Investors seemed to also be dumping their gold trades, possibly for other riskier assets. "The ETFs have lost nearly 50 tons [in the past month]," says Jon Nadler, senior analyst at Kitco.com. "We have seen the HSBC absolute return fund scale back its gold holdings by 50% in the last month." The day after a big selloff has typically been met with bargain hunting for the physical metal.

Any big selloff in gold also triggers sell-stops in which traders sell to lock in gains. "Support was $1,360 and $1,350," says George Gero, vice president at RBC Capital Markets,

Gold broke below support around the $1,360 mark, which may also have trigger some technical selling, said Carlos Sanchez, a director at CPM Group in New York. Still, the metal’s “long-term trend remains intact,” he added.

“Gold’s rally is just about over,” said Leonard Kaplan, the president of Prospector Asset Management in Evanston, Illinois. “Everybody’s getting out. The dollar’s up nicely, and commodity prices have all been too high.”
“Look for acceleration on the downside,” Kaplan said. “Historically, when gold prices go down from the highs, they fall precipitously.”

Gold Future Outlook:
"[but it] now looks like [a] wider trading band at $1,325 support, still the $1,420 area looks hard to break out of on the upside." Gero thinks that Friday could hurt as well as gold prices see some margin selling and the "last of the rollover into April contracts."

"I think investors are looking for confirmation that real interest rates are going to remain low," says Nick Brooks, head of research and investment strategy for ETF Securities.
Brooks thinks that rates will remain low despite any hikes, but that gold investors will be tortured by the day-to-day worries and speculation. "With governments needing to tighten on the fiscal side ... it's pretty clear that central banks are going to have to target low real interest rates even if the growth numbers look a little bit better than in the past."

Gold could be back trading around $1,400 an ounce as early as next week as problems such as Europe’s sovereign-debt crisis, fiscal policies in the U.S., and inflationary pressures in developing countries “have not gone away,” Carlos Sanchez said.

Data lines —
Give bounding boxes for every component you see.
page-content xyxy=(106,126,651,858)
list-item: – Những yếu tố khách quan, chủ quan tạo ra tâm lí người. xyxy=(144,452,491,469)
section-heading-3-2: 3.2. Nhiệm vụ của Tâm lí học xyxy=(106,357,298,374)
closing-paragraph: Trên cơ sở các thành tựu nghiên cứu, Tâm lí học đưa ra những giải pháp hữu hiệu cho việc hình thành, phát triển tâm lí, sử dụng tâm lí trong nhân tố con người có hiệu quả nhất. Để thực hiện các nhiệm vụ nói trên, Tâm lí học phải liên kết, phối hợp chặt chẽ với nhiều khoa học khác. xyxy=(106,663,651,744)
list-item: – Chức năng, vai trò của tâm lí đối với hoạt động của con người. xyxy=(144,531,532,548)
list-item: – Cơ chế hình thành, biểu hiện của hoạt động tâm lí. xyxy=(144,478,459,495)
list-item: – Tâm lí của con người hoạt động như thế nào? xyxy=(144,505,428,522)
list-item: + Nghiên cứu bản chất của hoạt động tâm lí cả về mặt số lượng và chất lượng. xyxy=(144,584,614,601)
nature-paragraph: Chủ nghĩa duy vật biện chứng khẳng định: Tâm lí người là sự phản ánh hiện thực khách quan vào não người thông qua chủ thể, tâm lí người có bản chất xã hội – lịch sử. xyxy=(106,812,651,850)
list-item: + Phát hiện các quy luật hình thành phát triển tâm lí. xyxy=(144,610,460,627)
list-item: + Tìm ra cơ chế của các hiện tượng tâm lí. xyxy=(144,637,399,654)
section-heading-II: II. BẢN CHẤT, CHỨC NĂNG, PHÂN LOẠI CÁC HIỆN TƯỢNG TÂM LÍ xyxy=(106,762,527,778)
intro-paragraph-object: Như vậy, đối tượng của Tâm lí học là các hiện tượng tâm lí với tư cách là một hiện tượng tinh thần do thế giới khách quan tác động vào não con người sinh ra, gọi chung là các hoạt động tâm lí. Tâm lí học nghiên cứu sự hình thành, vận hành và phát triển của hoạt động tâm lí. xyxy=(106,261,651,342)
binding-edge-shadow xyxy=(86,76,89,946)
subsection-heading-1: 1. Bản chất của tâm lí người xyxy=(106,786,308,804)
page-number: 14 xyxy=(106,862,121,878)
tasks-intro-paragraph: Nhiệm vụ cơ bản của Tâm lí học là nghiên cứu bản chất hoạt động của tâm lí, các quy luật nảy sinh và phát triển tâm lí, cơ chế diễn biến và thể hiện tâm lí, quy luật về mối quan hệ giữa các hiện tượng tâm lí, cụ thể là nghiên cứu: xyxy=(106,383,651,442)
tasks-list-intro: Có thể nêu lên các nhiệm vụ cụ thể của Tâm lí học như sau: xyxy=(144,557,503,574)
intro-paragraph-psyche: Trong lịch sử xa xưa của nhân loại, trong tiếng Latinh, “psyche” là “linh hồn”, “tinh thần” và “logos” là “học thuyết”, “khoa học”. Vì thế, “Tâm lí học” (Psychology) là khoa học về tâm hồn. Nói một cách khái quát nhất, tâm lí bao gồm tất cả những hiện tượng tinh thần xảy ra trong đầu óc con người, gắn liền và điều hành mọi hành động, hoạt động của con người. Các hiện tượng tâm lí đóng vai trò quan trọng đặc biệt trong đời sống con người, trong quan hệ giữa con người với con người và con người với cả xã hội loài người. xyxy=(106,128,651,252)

Exercise task —
Write out, word for word, the stretch of the gold market report from "Investors seemed to" through "the physical metal.". The records are separate material and have no connection to the gold market report.

Task output —
Investors seemed to also be dumping their gold trades, possibly for other riskier assets. "The ETFs have lost nearly 50 tons [in the past month]," says Jon Nadler, senior analyst at Kitco.com. "We have seen the HSBC absolute return fund scale back its gold holdings by 50% in the last month." The day after a big selloff has typically been met with bargain hunting for the physical metal.